-- Begin Listing --
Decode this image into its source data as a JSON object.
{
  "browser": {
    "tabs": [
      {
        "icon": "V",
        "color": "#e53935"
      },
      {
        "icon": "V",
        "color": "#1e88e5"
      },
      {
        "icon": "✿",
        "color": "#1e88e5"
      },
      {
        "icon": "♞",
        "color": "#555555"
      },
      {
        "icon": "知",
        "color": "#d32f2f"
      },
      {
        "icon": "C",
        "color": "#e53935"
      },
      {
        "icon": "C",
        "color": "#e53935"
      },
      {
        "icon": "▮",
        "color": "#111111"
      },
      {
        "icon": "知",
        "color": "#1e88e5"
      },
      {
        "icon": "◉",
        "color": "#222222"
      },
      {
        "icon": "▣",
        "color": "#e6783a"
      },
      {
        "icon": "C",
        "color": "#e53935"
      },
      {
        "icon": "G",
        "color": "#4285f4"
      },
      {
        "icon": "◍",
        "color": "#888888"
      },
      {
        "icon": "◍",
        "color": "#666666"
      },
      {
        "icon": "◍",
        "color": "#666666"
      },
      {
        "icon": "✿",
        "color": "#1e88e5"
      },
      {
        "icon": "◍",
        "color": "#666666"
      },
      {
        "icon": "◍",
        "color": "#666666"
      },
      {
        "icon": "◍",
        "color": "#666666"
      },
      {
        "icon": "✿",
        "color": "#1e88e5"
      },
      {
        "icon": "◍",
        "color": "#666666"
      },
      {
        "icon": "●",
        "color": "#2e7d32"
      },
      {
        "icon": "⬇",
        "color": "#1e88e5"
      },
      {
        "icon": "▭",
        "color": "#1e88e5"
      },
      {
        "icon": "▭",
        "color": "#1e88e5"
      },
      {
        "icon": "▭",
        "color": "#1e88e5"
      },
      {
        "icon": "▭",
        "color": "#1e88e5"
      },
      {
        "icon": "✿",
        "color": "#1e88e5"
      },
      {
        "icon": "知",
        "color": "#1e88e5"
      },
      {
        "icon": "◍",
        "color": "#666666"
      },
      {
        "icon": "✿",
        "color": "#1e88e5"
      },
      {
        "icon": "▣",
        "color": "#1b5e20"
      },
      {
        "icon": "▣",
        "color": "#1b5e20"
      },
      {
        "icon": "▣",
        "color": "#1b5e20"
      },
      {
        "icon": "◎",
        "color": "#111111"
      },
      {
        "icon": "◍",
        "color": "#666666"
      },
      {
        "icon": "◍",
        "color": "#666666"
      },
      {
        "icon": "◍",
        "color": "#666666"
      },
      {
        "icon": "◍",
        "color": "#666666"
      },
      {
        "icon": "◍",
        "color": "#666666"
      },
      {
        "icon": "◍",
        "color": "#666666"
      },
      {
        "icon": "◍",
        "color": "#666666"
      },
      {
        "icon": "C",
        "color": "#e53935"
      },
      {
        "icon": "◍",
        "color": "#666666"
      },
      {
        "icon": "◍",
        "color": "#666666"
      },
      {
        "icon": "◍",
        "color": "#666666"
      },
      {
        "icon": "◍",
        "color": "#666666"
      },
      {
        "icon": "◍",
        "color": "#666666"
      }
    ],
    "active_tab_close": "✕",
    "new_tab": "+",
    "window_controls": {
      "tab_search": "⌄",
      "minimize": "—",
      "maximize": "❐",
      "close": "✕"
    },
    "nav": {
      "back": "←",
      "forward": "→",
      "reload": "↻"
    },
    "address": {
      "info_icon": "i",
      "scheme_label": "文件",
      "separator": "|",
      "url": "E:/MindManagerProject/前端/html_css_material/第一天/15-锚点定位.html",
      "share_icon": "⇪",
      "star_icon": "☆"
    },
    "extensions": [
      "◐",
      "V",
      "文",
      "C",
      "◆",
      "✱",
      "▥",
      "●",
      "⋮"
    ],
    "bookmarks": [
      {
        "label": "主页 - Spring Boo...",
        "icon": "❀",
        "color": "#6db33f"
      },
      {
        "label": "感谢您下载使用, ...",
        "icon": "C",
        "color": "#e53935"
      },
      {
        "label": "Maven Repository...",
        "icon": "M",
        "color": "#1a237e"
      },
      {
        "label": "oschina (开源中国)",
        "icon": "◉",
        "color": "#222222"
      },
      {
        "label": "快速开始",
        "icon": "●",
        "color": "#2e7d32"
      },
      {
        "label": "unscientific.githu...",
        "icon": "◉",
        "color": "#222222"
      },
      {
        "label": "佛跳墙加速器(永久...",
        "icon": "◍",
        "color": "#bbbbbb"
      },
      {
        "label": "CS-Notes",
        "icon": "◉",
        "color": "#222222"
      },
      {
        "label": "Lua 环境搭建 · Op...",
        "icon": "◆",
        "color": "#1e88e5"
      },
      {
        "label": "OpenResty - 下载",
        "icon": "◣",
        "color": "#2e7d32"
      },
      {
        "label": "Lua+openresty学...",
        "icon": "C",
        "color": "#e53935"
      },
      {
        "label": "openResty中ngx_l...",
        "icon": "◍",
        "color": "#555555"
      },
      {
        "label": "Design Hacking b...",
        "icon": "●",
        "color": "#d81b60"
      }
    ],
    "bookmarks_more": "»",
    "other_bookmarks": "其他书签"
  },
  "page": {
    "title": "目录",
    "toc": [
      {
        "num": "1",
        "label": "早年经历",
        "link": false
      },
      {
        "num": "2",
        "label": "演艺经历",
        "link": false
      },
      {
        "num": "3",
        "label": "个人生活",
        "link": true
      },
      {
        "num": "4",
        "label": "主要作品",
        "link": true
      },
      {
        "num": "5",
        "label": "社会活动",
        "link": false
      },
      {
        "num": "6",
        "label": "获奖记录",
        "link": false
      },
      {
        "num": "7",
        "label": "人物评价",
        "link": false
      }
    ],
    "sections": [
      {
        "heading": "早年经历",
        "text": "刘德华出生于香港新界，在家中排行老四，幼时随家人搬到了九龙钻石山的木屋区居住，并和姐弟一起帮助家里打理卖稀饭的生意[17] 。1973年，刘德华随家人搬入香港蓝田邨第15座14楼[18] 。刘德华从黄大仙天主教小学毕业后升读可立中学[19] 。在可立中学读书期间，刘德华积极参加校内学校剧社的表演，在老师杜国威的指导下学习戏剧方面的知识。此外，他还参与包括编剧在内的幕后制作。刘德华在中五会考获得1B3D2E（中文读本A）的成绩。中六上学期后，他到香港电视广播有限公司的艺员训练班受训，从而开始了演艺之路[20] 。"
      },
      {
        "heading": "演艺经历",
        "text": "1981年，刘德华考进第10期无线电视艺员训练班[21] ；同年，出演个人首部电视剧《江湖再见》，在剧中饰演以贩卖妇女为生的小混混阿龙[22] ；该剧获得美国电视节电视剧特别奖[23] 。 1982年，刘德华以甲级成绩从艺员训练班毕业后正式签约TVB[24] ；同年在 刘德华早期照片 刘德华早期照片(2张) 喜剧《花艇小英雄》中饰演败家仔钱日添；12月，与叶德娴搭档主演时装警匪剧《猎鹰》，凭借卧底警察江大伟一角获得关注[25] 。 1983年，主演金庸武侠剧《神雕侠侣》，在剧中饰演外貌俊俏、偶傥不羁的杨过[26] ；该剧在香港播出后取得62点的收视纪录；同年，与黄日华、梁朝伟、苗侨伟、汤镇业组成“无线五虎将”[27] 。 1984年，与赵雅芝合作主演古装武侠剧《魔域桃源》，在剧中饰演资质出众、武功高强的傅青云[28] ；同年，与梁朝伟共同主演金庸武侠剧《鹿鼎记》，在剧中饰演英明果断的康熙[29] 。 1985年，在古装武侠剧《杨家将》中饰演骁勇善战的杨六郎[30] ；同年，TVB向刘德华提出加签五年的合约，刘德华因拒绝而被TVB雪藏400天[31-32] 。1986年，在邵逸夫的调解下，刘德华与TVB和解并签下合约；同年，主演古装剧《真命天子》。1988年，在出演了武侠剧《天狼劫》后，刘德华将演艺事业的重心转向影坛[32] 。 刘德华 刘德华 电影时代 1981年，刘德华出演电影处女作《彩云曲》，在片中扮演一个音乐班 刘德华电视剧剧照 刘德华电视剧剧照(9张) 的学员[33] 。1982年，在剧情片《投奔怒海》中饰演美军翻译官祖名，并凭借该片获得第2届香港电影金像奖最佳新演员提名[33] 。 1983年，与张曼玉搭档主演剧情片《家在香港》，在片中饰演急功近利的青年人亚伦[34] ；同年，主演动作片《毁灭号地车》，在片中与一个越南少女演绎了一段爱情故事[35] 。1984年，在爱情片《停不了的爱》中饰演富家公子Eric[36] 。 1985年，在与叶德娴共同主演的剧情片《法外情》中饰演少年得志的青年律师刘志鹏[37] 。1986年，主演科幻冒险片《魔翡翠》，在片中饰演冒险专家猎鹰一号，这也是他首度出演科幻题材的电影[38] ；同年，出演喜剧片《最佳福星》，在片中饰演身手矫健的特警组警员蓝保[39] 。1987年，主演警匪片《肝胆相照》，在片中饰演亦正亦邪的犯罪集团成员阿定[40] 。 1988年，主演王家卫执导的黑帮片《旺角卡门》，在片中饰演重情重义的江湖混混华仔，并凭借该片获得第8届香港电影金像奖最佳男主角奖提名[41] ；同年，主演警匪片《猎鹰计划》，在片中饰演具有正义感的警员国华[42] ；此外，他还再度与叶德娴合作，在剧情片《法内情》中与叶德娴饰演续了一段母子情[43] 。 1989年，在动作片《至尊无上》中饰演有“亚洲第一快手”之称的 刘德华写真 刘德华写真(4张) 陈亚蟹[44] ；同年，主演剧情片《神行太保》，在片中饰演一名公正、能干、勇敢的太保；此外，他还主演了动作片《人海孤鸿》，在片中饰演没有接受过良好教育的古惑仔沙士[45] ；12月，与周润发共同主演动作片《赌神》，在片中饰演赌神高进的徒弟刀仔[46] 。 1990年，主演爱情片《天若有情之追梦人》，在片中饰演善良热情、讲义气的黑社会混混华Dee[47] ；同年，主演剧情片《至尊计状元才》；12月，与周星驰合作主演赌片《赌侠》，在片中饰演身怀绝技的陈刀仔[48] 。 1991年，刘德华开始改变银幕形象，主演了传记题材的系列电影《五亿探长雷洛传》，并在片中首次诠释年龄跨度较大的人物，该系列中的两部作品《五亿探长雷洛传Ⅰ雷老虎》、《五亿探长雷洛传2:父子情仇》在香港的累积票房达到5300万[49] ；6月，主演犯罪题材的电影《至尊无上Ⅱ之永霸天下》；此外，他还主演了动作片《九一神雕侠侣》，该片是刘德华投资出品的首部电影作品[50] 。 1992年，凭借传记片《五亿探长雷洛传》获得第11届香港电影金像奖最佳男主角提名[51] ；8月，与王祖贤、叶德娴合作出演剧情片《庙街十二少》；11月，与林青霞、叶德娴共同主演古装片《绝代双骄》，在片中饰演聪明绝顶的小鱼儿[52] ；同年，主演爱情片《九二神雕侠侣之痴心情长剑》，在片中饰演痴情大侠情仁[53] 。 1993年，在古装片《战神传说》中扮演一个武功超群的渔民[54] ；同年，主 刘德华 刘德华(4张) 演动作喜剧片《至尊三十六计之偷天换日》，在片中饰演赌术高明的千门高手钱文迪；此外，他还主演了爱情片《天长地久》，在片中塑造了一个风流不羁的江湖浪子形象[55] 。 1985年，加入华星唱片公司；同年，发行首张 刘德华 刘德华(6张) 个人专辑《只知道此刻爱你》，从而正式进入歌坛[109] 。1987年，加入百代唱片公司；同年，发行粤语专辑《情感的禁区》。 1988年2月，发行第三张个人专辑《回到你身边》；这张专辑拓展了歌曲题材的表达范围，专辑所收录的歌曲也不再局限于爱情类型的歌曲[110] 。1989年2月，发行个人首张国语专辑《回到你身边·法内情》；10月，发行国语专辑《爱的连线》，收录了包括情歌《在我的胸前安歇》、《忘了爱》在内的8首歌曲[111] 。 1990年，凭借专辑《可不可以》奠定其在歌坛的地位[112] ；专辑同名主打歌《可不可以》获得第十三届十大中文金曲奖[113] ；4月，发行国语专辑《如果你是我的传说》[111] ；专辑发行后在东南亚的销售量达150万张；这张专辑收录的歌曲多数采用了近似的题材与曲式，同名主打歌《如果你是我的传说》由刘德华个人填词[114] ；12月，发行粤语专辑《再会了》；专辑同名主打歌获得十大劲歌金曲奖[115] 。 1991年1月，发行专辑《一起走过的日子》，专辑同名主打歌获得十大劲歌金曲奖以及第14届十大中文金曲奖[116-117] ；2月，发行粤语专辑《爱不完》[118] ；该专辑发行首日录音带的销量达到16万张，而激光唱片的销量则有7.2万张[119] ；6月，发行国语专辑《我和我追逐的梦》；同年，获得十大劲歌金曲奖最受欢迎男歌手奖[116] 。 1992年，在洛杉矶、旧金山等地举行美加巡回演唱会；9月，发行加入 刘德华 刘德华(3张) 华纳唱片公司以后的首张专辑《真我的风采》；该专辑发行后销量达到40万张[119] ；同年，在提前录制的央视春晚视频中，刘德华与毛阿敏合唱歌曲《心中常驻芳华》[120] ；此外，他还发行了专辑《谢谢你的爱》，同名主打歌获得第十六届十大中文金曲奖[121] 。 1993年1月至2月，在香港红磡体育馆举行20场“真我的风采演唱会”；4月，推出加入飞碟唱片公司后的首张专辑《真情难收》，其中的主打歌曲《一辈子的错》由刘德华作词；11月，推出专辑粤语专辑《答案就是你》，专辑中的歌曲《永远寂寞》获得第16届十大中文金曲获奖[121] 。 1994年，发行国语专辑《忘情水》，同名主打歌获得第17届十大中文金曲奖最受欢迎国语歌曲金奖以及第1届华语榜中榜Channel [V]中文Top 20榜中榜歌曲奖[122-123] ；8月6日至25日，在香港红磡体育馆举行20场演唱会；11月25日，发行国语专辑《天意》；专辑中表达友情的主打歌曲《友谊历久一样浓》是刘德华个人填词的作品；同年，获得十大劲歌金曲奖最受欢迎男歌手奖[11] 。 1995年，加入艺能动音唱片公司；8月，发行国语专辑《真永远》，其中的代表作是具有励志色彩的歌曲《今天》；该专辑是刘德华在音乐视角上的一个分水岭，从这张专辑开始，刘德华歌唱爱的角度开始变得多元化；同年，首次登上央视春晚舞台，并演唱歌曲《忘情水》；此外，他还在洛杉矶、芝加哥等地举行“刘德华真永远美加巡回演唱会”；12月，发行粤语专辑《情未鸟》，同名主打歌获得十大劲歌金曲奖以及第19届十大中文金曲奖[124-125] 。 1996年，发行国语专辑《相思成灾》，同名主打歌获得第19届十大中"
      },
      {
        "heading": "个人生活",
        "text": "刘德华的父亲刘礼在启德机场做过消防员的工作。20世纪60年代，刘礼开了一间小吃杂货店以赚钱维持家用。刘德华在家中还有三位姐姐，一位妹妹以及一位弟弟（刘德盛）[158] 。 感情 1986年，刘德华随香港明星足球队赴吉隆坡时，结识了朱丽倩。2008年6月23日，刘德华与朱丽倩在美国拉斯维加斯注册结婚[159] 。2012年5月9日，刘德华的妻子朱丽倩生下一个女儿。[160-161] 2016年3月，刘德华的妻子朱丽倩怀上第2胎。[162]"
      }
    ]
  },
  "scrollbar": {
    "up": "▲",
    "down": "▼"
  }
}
-- End Listing --
From the entries above, return each line with the word "heading" in it.

### Task solution
        "heading": "早年经历",
        "heading": "演艺经历",
        "heading": "个人生活",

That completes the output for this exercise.